Chart and figure data
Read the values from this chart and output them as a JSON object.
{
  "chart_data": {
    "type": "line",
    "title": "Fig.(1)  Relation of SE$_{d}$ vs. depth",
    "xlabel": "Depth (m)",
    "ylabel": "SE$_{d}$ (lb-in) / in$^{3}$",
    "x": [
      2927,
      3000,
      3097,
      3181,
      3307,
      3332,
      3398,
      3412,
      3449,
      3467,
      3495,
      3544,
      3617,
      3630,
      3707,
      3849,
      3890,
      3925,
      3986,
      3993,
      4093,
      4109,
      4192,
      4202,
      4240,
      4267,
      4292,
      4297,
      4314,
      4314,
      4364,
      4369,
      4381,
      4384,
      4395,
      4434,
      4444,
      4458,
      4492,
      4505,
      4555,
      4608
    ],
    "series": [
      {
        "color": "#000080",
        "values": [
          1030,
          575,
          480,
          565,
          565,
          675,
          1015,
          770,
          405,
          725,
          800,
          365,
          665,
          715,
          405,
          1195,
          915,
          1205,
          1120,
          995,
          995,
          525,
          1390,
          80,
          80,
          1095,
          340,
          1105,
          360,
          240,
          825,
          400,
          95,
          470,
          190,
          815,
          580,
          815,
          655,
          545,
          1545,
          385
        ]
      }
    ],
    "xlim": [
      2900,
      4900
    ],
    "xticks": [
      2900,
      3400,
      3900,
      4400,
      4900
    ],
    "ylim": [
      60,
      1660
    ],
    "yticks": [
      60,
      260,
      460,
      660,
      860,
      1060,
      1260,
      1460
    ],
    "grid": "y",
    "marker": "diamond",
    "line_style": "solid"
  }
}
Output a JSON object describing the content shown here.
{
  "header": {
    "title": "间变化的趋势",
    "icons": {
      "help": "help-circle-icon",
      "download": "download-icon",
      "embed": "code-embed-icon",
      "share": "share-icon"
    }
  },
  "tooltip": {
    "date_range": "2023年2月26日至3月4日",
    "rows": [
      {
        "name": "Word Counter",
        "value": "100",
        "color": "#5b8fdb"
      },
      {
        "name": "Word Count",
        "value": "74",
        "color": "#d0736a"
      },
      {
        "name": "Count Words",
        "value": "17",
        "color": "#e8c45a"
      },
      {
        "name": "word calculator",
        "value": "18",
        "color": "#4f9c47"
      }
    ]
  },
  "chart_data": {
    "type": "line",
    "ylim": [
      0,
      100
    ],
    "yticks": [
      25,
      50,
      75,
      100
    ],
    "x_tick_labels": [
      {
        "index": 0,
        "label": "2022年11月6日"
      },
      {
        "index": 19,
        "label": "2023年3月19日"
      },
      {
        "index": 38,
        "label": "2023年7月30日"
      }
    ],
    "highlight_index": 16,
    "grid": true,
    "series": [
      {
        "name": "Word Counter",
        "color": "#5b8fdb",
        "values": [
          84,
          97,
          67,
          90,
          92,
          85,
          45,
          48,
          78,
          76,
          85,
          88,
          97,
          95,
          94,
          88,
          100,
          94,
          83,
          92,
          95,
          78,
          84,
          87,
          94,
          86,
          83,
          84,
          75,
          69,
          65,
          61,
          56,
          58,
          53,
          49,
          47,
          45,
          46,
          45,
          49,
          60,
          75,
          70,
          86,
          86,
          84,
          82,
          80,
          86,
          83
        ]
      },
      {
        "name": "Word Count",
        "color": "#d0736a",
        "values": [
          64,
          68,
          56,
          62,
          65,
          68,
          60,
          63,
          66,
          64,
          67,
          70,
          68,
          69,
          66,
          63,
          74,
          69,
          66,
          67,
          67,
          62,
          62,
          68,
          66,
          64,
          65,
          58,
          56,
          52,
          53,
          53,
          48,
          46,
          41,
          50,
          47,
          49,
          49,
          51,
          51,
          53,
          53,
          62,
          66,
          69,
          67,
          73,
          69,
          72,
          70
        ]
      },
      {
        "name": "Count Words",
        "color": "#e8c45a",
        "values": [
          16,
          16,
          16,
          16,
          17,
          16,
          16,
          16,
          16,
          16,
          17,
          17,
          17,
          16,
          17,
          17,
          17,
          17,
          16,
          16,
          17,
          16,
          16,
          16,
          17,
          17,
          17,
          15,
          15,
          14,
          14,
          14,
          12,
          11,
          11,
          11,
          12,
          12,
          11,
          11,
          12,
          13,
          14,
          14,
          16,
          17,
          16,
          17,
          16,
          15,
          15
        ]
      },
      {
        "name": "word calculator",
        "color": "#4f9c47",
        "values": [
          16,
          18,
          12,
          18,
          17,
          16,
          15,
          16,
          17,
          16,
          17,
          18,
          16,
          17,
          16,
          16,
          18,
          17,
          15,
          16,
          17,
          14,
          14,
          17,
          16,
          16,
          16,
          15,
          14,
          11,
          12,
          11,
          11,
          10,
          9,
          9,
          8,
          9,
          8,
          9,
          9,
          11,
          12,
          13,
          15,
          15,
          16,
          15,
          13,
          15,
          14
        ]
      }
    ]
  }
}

» SHORT TASK
Each record must be repeated exactly as it is.

» REPLY TO THE TASK
Read the values from this chart and output them as a JSON object.
{
  "chart_data": {
    "type": "line",
    "title": "Fig.(1)  Relation of SE$_{d}$ vs. depth",
    "xlabel": "Depth (m)",
    "ylabel": "SE$_{d}$ (lb-in) / in$^{3}$",
    "x": [
      2927,
      3000,
      3097,
      3181,
      3307,
      3332,
      3398,
      3412,
      3449,
      3467,
      3495,
      3544,
      3617,
      3630,
      3707,
      3849,
      3890,
      3925,
      3986,
      3993,
      4093,
      4109,
      4192,
      4202,
      4240,
      4267,
      4292,
      4297,
      4314,
      4314,
      4364,
      4369,
      4381,
      4384,
      4395,
      4434,
      4444,
      4458,
      4492,
      4505,
      4555,
      4608
    ],
    "series": [
      {
        "color": "#000080",
        "values": [
          1030,
          575,
          480,
          565,
          565,
          675,
          1015,
          770,
          405,
          725,
          800,
          365,
          665,
          715,
          405,
          1195,
          915,
          1205,
          1120,
          995,
          995,
          525,
          1390,
          80,
          80,
          1095,
          340,
          1105,
          360,
          240,
          825,
          400,
          95,
          470,
          190,
          815,
          580,
          815,
          655,
          545,
          1545,
          385
        ]
      }
    ],
    "xlim": [
      2900,
      4900
    ],
    "xticks": [
      2900,
      3400,
      3900,
      4400,
      4900
    ],
    "ylim": [
      60,
      1660
    ],
    "yticks": [
      60,
      260,
      460,
      660,
      860,
      1060,
      1260,
      1460
    ],
    "grid": "y",
    "marker": "diamond",
    "line_style": "solid"
  }
}
Output a JSON object describing the content shown here.
{
  "header": {
    "title": "间变化的趋势",
    "icons": {
      "help": "help-circle-icon",
      "download": "download-icon",
      "embed": "code-embed-icon",
      "share": "share-icon"
    }
  },
  "tooltip": {
    "date_range": "2023年2月26日至3月4日",
    "rows": [
      {
        "name": "Word Counter",
        "value": "100",
        "color": "#5b8fdb"
      },
      {
        "name": "Word Count",
        "value": "74",
        "color": "#d0736a"
      },
      {
        "name": "Count Words",
        "value": "17",
        "color": "#e8c45a"
      },
      {
        "name": "word calculator",
        "value": "18",
        "color": "#4f9c47"
      }
    ]
  },
  "chart_data": {
    "type": "line",
    "ylim": [
      0,
      100
    ],
    "yticks": [
      25,
      50,
      75,
      100
    ],
    "x_tick_labels": [
      {
        "index": 0,
        "label": "2022年11月6日"
      },
      {
        "index": 19,
        "label": "2023年3月19日"
      },
      {
        "index": 38,
        "label": "2023年7月30日"
      }
    ],
    "highlight_index": 16,
    "grid": true,
    "series": [
      {
        "name": "Word Counter",
        "color": "#5b8fdb",
        "values": [
          84,
          97,
          67,
          90,
          92,
          85,
          45,
          48,
          78,
          76,
          85,
          88,
          97,
          95,
          94,
          88,
          100,
          94,
          83,
          92,
          95,
          78,
          84,
          87,
          94,
          86,
          83,
          84,
          75,
          69,
          65,
          61,
          56,
          58,
          53,
          49,
          47,
          45,
          46,
          45,
          49,
          60,
          75,
          70,
          86,
          86,
          84,
          82,
          80,
          86,
          83
        ]
      },
      {
        "name": "Word Count",
        "color": "#d0736a",
        "values": [
          64,
          68,
          56,
          62,
          65,
          68,
          60,
          63,
          66,
          64,
          67,
          70,
          68,
          69,
          66,
          63,
          74,
          69,
          66,
          67,
          67,
          62,
          62,
          68,
          66,
          64,
          65,
          58,
          56,
          52,
          53,
          53,
          48,
          46,
          41,
          50,
          47,
          49,
          49,
          51,
          51,
          53,
          53,
          62,
          66,
          69,
          67,
          73,
          69,
          72,
          70
        ]
      },
      {
        "name": "Count Words",
        "color": "#e8c45a",
        "values": [
          16,
          16,
          16,
          16,
          17,
          16,
          16,
          16,
          16,
          16,
          17,
          17,
          17,
          16,
          17,
          17,
          17,
          17,
          16,
          16,
          17,
          16,
          16,
          16,
          17,
          17,
          17,
          15,
          15,
          14,
          14,
          14,
          12,
          11,
          11,
          11,
          12,
          12,
          11,
          11,
          12,
          13,
          14,
          14,
          16,
          17,
          16,
          17,
          16,
          15,
          15
        ]
      },
      {
        "name": "word calculator",
        "color": "#4f9c47",
        "values": [
          16,
          18,
          12,
          18,
          17,
          16,
          15,
          16,
          17,
          16,
          17,
          18,
          16,
          17,
          16,
          16,
          18,
          17,
          15,
          16,
          17,
          14,
          14,
          17,
          16,
          16,
          16,
          15,
          14,
          11,
          12,
          11,
          11,
          10,
          9,
          9,
          8,
          9,
          8,
          9,
          9,
          11,
          12,
          13,
          15,
          15,
          16,
          15,
          13,
          15,
          14
        ]
      }
    ]
  }
}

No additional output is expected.